(What the exercise asks): Reproduce the records below in full and word for word, excluding pictures.
:: Records
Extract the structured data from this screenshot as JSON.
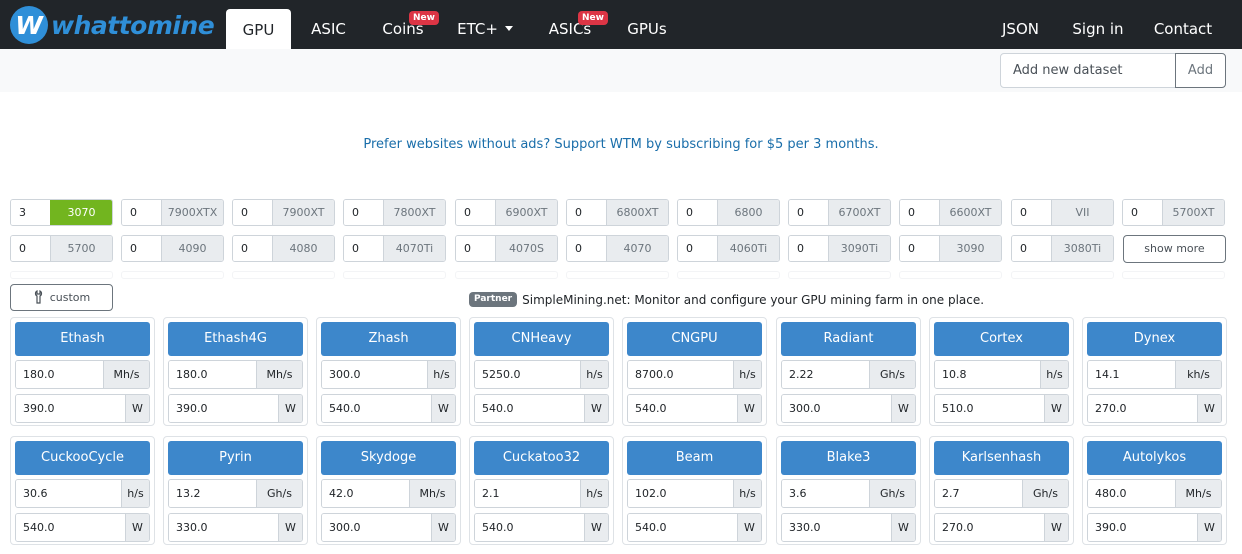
{
  "nav": {
    "logo_text": "whattomine",
    "logo_letter": "W",
    "items": [
      {
        "label": "GPU",
        "active": true
      },
      {
        "label": "ASIC"
      },
      {
        "label": "Coins",
        "badge": "New"
      },
      {
        "label": "ETC+"
      },
      {
        "label": "ASICs",
        "badge": "New"
      },
      {
        "label": "GPUs"
      }
    ],
    "right": [
      {
        "label": "JSON"
      },
      {
        "label": "Sign in"
      },
      {
        "label": "Contact"
      }
    ]
  },
  "dataset": {
    "placeholder": "Add new dataset",
    "add_label": "Add"
  },
  "promo_text": "Prefer websites without ads? Support WTM by subscribing for $5 per 3 months.",
  "gpus_row1": [
    {
      "qty": "3",
      "name": "3070",
      "selected": true
    },
    {
      "qty": "0",
      "name": "7900XTX"
    },
    {
      "qty": "0",
      "name": "7900XT"
    },
    {
      "qty": "0",
      "name": "7800XT"
    },
    {
      "qty": "0",
      "name": "6900XT"
    },
    {
      "qty": "0",
      "name": "6800XT"
    },
    {
      "qty": "0",
      "name": "6800"
    },
    {
      "qty": "0",
      "name": "6700XT"
    },
    {
      "qty": "0",
      "name": "6600XT"
    },
    {
      "qty": "0",
      "name": "VII"
    },
    {
      "qty": "0",
      "name": "5700XT"
    }
  ],
  "gpus_row2": [
    {
      "qty": "0",
      "name": "5700"
    },
    {
      "qty": "0",
      "name": "4090"
    },
    {
      "qty": "0",
      "name": "4080"
    },
    {
      "qty": "0",
      "name": "4070Ti"
    },
    {
      "qty": "0",
      "name": "4070S"
    },
    {
      "qty": "0",
      "name": "4070"
    },
    {
      "qty": "0",
      "name": "4060Ti"
    },
    {
      "qty": "0",
      "name": "3090Ti"
    },
    {
      "qty": "0",
      "name": "3090"
    },
    {
      "qty": "0",
      "name": "3080Ti"
    }
  ],
  "show_more_label": "show more",
  "custom_label": "custom",
  "partner": {
    "badge": "Partner",
    "text": "SimpleMining.net: Monitor and configure your GPU mining farm in one place."
  },
  "algos": [
    {
      "name": "Ethash",
      "hashrate": "180.0",
      "hr_unit": "Mh/s",
      "power": "390.0",
      "p_unit": "W"
    },
    {
      "name": "Ethash4G",
      "hashrate": "180.0",
      "hr_unit": "Mh/s",
      "power": "390.0",
      "p_unit": "W"
    },
    {
      "name": "Zhash",
      "hashrate": "300.0",
      "hr_unit": "h/s",
      "power": "540.0",
      "p_unit": "W"
    },
    {
      "name": "CNHeavy",
      "hashrate": "5250.0",
      "hr_unit": "h/s",
      "power": "540.0",
      "p_unit": "W"
    },
    {
      "name": "CNGPU",
      "hashrate": "8700.0",
      "hr_unit": "h/s",
      "power": "540.0",
      "p_unit": "W"
    },
    {
      "name": "Radiant",
      "hashrate": "2.22",
      "hr_unit": "Gh/s",
      "power": "300.0",
      "p_unit": "W"
    },
    {
      "name": "Cortex",
      "hashrate": "10.8",
      "hr_unit": "h/s",
      "power": "510.0",
      "p_unit": "W"
    },
    {
      "name": "Dynex",
      "hashrate": "14.1",
      "hr_unit": "kh/s",
      "power": "270.0",
      "p_unit": "W"
    },
    {
      "name": "CuckooCycle",
      "hashrate": "30.6",
      "hr_unit": "h/s",
      "power": "540.0",
      "p_unit": "W"
    },
    {
      "name": "Pyrin",
      "hashrate": "13.2",
      "hr_unit": "Gh/s",
      "power": "330.0",
      "p_unit": "W"
    },
    {
      "name": "Skydoge",
      "hashrate": "42.0",
      "hr_unit": "Mh/s",
      "power": "300.0",
      "p_unit": "W"
    },
    {
      "name": "Cuckatoo32",
      "hashrate": "2.1",
      "hr_unit": "h/s",
      "power": "540.0",
      "p_unit": "W"
    },
    {
      "name": "Beam",
      "hashrate": "102.0",
      "hr_unit": "h/s",
      "power": "540.0",
      "p_unit": "W"
    },
    {
      "name": "Blake3",
      "hashrate": "3.6",
      "hr_unit": "Gh/s",
      "power": "330.0",
      "p_unit": "W"
    },
    {
      "name": "Karlsenhash",
      "hashrate": "2.7",
      "hr_unit": "Gh/s",
      "power": "270.0",
      "p_unit": "W"
    },
    {
      "name": "Autolykos",
      "hashrate": "480.0",
      "hr_unit": "Mh/s",
      "power": "390.0",
      "p_unit": "W"
    }
  ]
}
::::
(Written solution):
Extract the structured data from this screenshot as JSON.
{
  "nav": {
    "logo_text": "whattomine",
    "logo_letter": "W",
    "items": [
      {
        "label": "GPU",
        "active": true
      },
      {
        "label": "ASIC"
      },
      {
        "label": "Coins",
        "badge": "New"
      },
      {
        "label": "ETC+"
      },
      {
        "label": "ASICs",
        "badge": "New"
      },
      {
        "label": "GPUs"
      }
    ],
    "right": [
      {
        "label": "JSON"
      },
      {
        "label": "Sign in"
      },
      {
        "label": "Contact"
      }
    ]
  },
  "dataset": {
    "placeholder": "Add new dataset",
    "add_label": "Add"
  },
  "promo_text": "Prefer websites without ads? Support WTM by subscribing for $5 per 3 months.",
  "gpus_row1": [
    {
      "qty": "3",
      "name": "3070",
      "selected": true
    },
    {
      "qty": "0",
      "name": "7900XTX"
    },
    {
      "qty": "0",
      "name": "7900XT"
    },
    {
      "qty": "0",
      "name": "7800XT"
    },
    {
      "qty": "0",
      "name": "6900XT"
    },
    {
      "qty": "0",
      "name": "6800XT"
    },
    {
      "qty": "0",
      "name": "6800"
    },
    {
      "qty": "0",
      "name": "6700XT"
    },
    {
      "qty": "0",
      "name": "6600XT"
    },
    {
      "qty": "0",
      "name": "VII"
    },
    {
      "qty": "0",
      "name": "5700XT"
    }
  ],
  "gpus_row2": [
    {
      "qty": "0",
      "name": "5700"
    },
    {
      "qty": "0",
      "name": "4090"
    },
    {
      "qty": "0",
      "name": "4080"
    },
    {
      "qty": "0",
      "name": "4070Ti"
    },
    {
      "qty": "0",
      "name": "4070S"
    },
    {
      "qty": "0",
      "name": "4070"
    },
    {
      "qty": "0",
      "name": "4060Ti"
    },
    {
      "qty": "0",
      "name": "3090Ti"
    },
    {
      "qty": "0",
      "name": "3090"
    },
    {
      "qty": "0",
      "name": "3080Ti"
    }
  ],
  "show_more_label": "show more",
  "custom_label": "custom",
  "partner": {
    "badge": "Partner",
    "text": "SimpleMining.net: Monitor and configure your GPU mining farm in one place."
  },
  "algos": [
    {
      "name": "Ethash",
      "hashrate": "180.0",
      "hr_unit": "Mh/s",
      "power": "390.0",
      "p_unit": "W"
    },
    {
      "name": "Ethash4G",
      "hashrate": "180.0",
      "hr_unit": "Mh/s",
      "power": "390.0",
      "p_unit": "W"
    },
    {
      "name": "Zhash",
      "hashrate": "300.0",
      "hr_unit": "h/s",
      "power": "540.0",
      "p_unit": "W"
    },
    {
      "name": "CNHeavy",
      "hashrate": "5250.0",
      "hr_unit": "h/s",
      "power": "540.0",
      "p_unit": "W"
    },
    {
      "name": "CNGPU",
      "hashrate": "8700.0",
      "hr_unit": "h/s",
      "power": "540.0",
      "p_unit": "W"
    },
    {
      "name": "Radiant",
      "hashrate": "2.22",
      "hr_unit": "Gh/s",
      "power": "300.0",
      "p_unit": "W"
    },
    {
      "name": "Cortex",
      "hashrate": "10.8",
      "hr_unit": "h/s",
      "power": "510.0",
      "p_unit": "W"
    },
    {
      "name": "Dynex",
      "hashrate": "14.1",
      "hr_unit": "kh/s",
      "power": "270.0",
      "p_unit": "W"
    },
    {
      "name": "CuckooCycle",
      "hashrate": "30.6",
      "hr_unit": "h/s",
      "power": "540.0",
      "p_unit": "W"
    },
    {
      "name": "Pyrin",
      "hashrate": "13.2",
      "hr_unit": "Gh/s",
      "power": "330.0",
      "p_unit": "W"
    },
    {
      "name": "Skydoge",
      "hashrate": "42.0",
      "hr_unit": "Mh/s",
      "power": "300.0",
      "p_unit": "W"
    },
    {
      "name": "Cuckatoo32",
      "hashrate": "2.1",
      "hr_unit": "h/s",
      "power": "540.0",
      "p_unit": "W"
    },
    {
      "name": "Beam",
      "hashrate": "102.0",
      "hr_unit": "h/s",
      "power": "540.0",
      "p_unit": "W"
    },
    {
      "name": "Blake3",
      "hashrate": "3.6",
      "hr_unit": "Gh/s",
      "power": "330.0",
      "p_unit": "W"
    },
    {
      "name": "Karlsenhash",
      "hashrate": "2.7",
      "hr_unit": "Gh/s",
      "power": "270.0",
      "p_unit": "W"
    },
    {
      "name": "Autolykos",
      "hashrate": "480.0",
      "hr_unit": "Mh/s",
      "power": "390.0",
      "p_unit": "W"
    }
  ]
}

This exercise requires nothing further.